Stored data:

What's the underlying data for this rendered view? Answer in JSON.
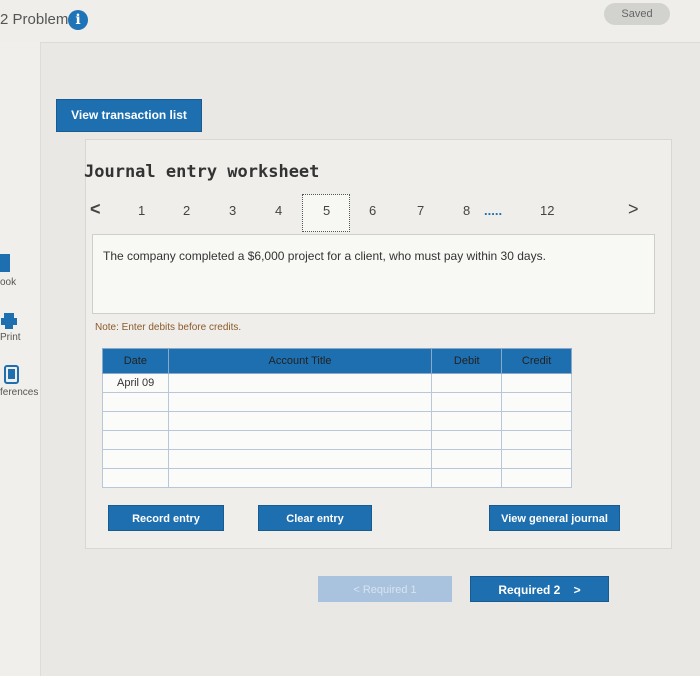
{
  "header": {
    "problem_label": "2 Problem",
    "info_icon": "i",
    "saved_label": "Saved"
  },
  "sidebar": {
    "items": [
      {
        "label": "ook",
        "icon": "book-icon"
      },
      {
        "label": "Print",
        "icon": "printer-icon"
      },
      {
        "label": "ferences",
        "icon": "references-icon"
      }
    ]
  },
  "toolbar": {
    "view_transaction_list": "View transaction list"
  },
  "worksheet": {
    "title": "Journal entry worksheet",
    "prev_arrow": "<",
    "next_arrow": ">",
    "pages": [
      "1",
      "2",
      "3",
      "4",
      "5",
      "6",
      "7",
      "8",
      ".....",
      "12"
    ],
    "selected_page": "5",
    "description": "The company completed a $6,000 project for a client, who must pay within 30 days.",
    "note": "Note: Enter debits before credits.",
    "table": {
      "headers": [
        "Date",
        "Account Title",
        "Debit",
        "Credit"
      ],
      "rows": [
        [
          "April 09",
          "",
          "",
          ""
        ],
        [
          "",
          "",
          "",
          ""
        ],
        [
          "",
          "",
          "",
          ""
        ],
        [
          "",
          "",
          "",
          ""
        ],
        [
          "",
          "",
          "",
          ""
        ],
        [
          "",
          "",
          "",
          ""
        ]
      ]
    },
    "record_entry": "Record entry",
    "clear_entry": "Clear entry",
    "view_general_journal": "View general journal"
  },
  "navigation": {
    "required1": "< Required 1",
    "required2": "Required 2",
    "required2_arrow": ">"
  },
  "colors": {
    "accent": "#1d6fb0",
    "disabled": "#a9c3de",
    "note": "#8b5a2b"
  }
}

• **WHAT YOU ARE ASKED TO DO**:
Go through the material above and count the lines that include "entry". Give the number alone.

• **THE RESPONSE**:
3